PROMPT: Copy out the lines that have "медное" in them.

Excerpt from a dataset
────────────────────────────────────────

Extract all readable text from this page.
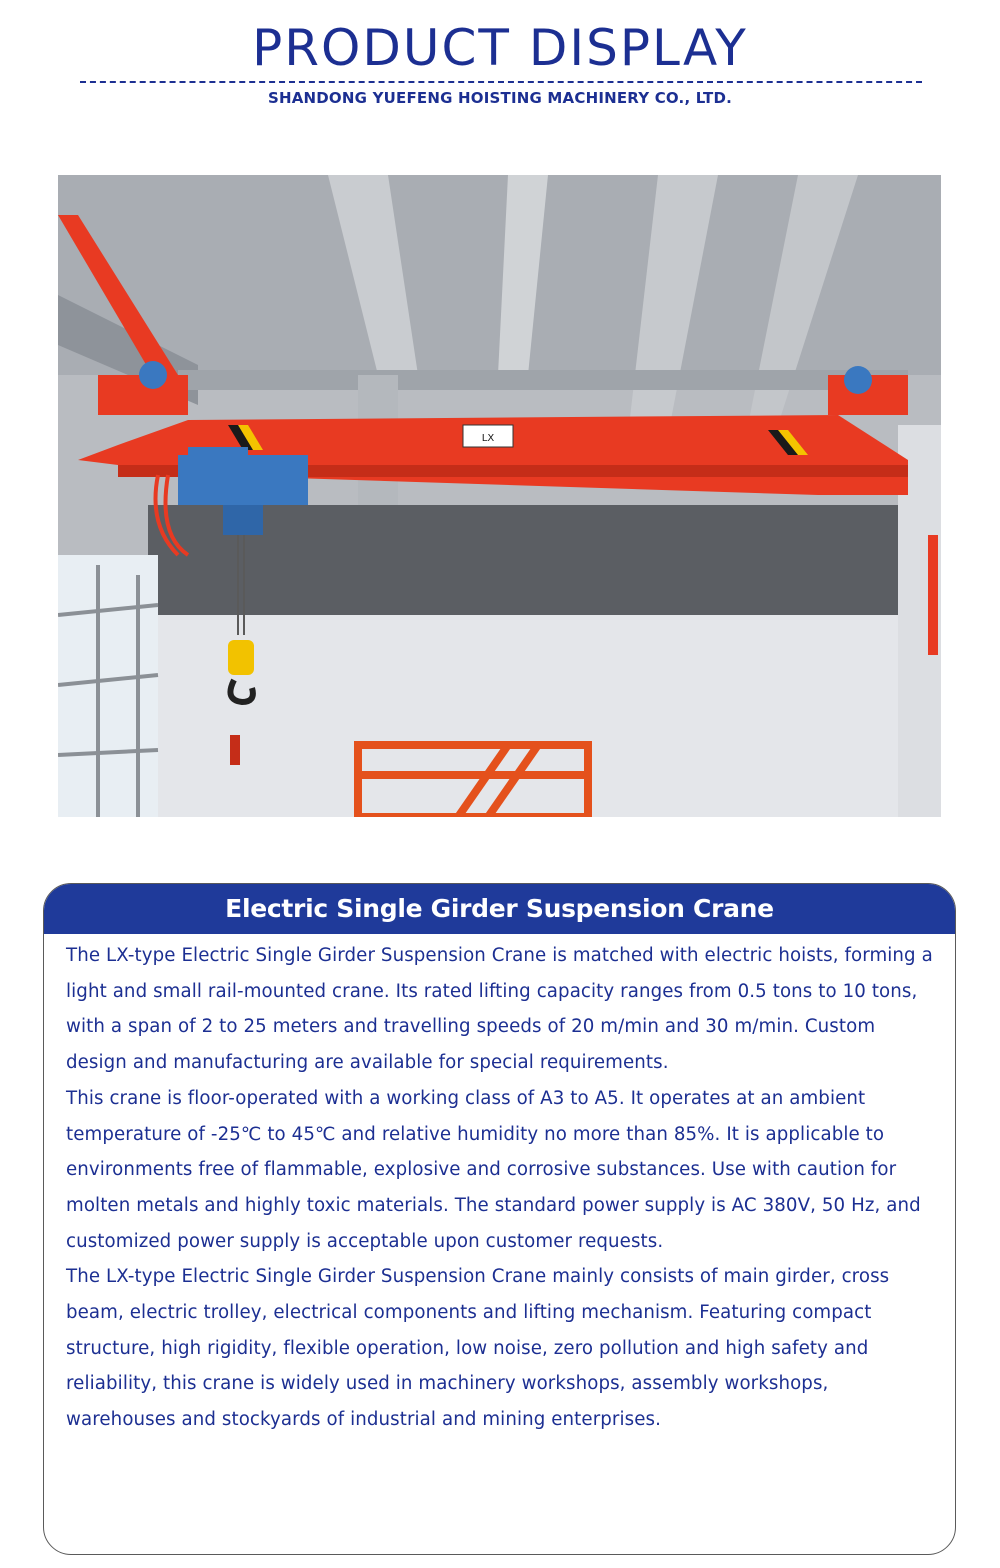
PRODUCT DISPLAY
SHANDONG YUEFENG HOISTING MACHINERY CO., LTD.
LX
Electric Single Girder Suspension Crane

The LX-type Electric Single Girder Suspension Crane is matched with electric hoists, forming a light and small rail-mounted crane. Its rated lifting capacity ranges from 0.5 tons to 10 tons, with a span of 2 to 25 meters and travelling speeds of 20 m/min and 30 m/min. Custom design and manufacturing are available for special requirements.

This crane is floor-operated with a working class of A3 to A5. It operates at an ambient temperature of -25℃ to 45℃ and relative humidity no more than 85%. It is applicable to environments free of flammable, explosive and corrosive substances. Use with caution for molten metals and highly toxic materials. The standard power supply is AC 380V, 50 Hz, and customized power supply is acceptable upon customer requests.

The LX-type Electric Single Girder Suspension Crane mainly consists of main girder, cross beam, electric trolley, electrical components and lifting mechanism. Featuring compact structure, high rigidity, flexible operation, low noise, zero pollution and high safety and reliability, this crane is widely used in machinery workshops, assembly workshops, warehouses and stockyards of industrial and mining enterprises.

────────────────────────────────────────

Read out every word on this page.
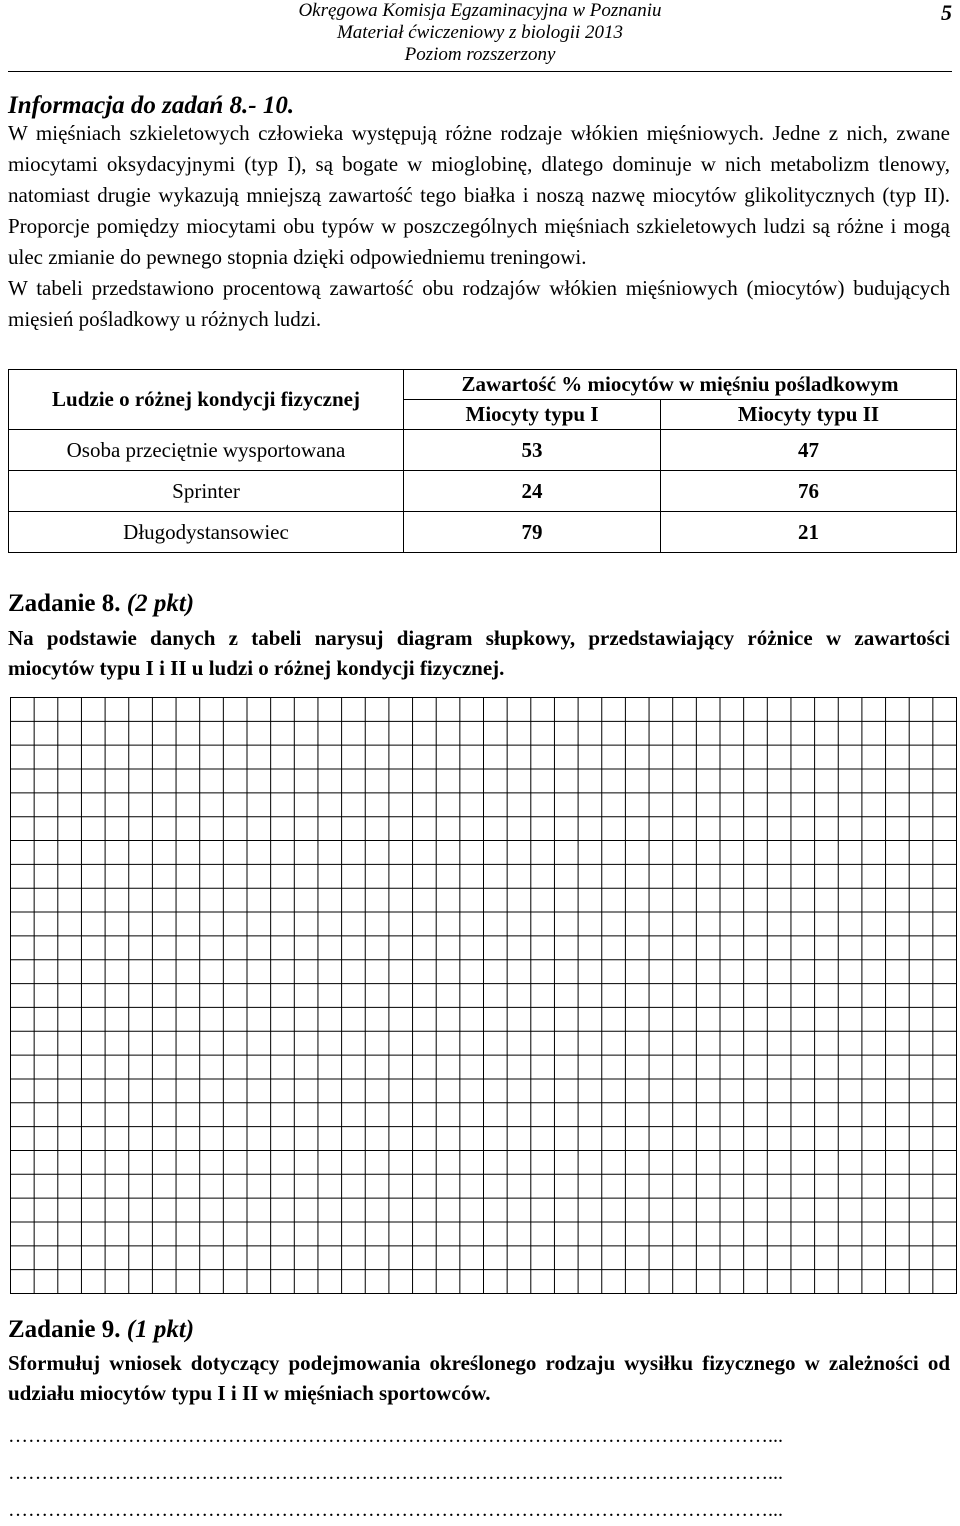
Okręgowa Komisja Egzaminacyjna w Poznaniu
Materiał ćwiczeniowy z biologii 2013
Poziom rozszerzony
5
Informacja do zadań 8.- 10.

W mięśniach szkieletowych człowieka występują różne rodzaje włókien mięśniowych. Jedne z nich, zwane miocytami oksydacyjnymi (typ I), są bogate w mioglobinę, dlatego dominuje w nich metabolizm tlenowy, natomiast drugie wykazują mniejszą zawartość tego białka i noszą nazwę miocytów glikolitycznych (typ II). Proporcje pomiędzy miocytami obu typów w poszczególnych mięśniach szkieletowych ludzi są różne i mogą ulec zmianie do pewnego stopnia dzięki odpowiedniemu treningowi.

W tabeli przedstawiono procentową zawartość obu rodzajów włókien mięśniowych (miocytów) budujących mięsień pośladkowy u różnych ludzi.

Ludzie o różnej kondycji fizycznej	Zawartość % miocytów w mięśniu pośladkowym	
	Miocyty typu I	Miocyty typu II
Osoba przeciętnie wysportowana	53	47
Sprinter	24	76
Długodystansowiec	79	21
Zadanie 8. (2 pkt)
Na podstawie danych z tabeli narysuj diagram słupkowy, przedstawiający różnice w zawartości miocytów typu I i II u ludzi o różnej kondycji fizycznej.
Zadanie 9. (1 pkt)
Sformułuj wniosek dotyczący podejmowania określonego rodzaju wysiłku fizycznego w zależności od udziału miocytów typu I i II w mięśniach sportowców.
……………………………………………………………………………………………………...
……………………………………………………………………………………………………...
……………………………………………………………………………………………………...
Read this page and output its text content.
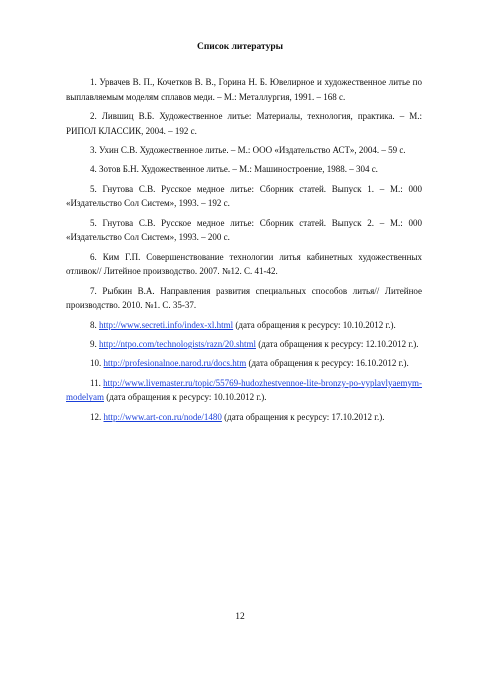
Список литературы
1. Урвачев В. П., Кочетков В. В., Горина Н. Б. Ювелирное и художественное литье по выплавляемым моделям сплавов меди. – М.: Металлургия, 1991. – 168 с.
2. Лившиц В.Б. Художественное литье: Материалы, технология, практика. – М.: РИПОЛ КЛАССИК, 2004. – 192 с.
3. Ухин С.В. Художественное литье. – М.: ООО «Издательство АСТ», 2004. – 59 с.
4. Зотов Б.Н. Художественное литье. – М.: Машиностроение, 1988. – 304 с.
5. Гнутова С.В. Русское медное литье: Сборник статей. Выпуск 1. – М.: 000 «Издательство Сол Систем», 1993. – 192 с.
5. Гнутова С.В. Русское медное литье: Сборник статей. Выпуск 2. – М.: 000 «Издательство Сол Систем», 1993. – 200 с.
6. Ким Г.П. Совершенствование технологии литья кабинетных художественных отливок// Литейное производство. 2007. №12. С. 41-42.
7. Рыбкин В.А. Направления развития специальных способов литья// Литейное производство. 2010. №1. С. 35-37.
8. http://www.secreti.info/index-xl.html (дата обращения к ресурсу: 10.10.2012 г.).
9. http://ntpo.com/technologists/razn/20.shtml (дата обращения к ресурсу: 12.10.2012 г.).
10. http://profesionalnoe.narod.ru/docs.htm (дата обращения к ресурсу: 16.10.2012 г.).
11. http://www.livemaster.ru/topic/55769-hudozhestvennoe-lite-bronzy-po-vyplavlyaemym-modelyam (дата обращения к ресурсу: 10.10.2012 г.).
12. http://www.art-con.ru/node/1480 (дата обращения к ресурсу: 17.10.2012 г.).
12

────────────────────────────────────────

RESPONSE TO THE TASK:
5. Гнутова С.В. Русское медное литье: Сборник статей. Выпуск 1. – М.: 000 «Издательство Сол Систем», 1993. – 192 с.
5. Гнутова С.В. Русское медное литье: Сборник статей. Выпуск 2. – М.: 000 «Издательство Сол Систем», 1993. – 200 с.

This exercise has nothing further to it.